» **WRITTEN TASK**: Report how many lines contain "μmol", with no other words.
* Begin DATA FOR THIS TASK *
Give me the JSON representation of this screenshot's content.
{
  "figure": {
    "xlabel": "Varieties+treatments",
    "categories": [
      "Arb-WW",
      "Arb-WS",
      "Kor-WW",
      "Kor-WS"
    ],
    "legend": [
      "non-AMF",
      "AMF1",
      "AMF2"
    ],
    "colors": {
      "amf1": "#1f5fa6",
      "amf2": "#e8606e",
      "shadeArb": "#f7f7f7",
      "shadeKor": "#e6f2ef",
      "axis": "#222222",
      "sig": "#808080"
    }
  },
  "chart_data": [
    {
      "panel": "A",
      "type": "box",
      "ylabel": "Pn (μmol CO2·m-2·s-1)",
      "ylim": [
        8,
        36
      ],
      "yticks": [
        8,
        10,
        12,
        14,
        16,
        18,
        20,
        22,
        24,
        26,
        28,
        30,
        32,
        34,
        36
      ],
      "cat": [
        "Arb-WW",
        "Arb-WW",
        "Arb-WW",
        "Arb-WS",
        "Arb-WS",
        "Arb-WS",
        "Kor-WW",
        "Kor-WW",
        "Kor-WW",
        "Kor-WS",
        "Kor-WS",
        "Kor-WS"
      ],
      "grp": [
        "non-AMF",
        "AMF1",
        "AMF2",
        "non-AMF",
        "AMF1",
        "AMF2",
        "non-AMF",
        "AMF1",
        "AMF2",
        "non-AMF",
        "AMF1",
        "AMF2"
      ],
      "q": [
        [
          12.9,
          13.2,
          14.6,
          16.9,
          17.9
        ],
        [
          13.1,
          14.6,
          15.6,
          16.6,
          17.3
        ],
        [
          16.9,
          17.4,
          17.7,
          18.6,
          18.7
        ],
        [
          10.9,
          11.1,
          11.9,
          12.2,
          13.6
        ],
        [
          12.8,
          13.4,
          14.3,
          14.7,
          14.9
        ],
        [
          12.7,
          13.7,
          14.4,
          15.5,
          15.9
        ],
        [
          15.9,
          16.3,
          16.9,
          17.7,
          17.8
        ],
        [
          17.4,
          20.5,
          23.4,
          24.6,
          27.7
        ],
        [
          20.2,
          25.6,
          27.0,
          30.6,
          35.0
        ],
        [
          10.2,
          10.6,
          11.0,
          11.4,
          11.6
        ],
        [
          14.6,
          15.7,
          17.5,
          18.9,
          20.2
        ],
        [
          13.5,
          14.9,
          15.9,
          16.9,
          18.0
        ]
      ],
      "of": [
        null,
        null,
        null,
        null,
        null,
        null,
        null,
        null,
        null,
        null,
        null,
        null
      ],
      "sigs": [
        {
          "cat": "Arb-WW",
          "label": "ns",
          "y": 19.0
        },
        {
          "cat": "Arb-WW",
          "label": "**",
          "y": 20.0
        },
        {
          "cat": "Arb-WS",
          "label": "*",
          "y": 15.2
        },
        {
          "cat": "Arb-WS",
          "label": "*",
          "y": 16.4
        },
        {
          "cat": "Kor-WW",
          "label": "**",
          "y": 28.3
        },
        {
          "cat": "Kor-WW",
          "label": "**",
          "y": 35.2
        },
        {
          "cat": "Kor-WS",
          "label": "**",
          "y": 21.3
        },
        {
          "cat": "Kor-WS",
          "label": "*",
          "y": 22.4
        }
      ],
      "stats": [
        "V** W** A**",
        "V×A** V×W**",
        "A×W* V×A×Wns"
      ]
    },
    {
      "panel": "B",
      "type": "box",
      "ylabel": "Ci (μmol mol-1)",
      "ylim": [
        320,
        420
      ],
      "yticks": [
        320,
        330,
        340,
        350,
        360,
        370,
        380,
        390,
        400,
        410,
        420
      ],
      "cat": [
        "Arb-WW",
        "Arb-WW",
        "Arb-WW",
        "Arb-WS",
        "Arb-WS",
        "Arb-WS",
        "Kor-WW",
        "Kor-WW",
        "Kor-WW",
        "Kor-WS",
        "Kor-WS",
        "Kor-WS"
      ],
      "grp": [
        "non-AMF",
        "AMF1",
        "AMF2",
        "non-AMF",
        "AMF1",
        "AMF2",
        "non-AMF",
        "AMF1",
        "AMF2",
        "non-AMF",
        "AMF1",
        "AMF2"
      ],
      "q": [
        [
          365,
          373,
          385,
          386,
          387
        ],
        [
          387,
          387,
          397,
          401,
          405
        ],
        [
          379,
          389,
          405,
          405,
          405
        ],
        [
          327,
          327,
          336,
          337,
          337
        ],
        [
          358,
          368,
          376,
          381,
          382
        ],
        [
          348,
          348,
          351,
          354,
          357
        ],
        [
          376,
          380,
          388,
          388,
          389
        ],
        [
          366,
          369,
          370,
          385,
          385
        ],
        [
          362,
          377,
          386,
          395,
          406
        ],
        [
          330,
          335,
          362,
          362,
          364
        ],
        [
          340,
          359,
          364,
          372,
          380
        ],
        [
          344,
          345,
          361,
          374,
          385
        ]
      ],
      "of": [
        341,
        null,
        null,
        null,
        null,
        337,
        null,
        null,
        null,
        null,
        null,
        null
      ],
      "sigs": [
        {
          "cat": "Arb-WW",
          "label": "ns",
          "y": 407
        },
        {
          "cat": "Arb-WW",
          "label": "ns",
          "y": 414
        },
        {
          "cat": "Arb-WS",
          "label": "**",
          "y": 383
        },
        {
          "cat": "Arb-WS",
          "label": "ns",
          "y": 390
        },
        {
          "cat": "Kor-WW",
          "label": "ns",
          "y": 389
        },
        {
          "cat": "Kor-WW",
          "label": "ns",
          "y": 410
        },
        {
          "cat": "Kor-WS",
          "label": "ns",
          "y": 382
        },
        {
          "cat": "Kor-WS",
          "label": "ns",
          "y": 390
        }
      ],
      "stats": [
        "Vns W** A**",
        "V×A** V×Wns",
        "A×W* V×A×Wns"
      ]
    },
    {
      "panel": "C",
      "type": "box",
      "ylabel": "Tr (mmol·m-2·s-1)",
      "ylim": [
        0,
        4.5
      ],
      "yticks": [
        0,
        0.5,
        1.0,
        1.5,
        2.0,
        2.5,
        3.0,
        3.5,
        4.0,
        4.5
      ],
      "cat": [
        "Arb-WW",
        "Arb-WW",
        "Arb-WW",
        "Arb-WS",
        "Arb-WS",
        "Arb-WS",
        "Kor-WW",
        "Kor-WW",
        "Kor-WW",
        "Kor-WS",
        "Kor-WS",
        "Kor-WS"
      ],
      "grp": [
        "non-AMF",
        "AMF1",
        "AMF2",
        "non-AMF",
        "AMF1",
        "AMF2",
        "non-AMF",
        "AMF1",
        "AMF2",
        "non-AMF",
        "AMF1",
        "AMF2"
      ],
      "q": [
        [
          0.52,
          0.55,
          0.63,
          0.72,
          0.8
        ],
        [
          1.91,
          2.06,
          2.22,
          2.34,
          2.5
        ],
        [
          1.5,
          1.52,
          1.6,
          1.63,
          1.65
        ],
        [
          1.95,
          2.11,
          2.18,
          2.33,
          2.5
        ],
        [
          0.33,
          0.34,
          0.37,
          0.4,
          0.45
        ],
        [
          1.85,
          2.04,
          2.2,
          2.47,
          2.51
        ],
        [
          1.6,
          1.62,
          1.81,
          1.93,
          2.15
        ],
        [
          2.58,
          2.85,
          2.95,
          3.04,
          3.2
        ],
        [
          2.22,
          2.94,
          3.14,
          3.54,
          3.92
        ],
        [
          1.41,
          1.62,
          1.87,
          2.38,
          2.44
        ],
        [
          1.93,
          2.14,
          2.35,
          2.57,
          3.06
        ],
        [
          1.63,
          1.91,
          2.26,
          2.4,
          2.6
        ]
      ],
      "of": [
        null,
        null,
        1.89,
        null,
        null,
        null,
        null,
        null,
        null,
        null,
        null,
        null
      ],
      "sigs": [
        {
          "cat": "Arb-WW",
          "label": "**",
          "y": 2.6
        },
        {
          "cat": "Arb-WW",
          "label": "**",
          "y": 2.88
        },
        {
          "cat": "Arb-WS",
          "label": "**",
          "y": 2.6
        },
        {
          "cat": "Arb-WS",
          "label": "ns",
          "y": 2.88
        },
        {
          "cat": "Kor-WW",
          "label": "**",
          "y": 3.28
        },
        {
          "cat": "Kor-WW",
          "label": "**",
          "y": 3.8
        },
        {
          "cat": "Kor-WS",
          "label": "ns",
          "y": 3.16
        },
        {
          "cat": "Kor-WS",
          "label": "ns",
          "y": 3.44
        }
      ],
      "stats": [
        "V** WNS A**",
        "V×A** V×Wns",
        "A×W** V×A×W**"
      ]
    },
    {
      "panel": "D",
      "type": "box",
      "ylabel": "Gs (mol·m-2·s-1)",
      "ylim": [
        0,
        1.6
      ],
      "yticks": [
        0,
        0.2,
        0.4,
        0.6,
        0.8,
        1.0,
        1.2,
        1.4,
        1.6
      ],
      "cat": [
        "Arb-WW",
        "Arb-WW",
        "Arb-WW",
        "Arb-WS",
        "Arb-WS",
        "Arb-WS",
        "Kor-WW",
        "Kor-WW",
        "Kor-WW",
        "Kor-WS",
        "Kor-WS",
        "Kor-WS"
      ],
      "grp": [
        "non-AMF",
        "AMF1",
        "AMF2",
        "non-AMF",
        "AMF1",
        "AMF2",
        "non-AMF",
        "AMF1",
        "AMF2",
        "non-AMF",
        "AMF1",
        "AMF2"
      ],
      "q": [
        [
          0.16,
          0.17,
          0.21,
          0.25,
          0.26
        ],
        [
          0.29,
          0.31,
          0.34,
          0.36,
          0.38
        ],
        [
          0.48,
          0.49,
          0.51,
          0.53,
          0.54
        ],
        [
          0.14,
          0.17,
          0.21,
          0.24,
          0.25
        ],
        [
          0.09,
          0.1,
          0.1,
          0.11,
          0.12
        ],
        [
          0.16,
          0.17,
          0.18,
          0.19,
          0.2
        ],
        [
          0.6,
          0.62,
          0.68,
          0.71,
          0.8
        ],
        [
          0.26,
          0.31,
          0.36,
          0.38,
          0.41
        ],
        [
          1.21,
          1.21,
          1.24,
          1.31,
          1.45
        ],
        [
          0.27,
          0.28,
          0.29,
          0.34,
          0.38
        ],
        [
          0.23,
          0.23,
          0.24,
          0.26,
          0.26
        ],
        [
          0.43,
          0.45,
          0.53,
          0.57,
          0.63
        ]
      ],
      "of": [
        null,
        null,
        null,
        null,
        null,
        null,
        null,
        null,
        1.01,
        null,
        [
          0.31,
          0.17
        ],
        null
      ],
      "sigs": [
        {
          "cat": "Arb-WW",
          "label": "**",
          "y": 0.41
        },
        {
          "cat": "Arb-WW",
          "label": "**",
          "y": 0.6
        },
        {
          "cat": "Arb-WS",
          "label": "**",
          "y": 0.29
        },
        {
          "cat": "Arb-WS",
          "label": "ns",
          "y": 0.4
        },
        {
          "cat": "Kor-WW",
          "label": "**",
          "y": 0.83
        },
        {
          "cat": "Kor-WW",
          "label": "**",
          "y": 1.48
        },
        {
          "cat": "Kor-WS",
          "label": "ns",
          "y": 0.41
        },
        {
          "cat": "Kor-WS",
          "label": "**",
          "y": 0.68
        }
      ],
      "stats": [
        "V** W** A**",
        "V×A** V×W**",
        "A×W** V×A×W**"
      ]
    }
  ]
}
* End DATA FOR THIS TASK *
» **ANSWER TO THE EXERCISE**: 2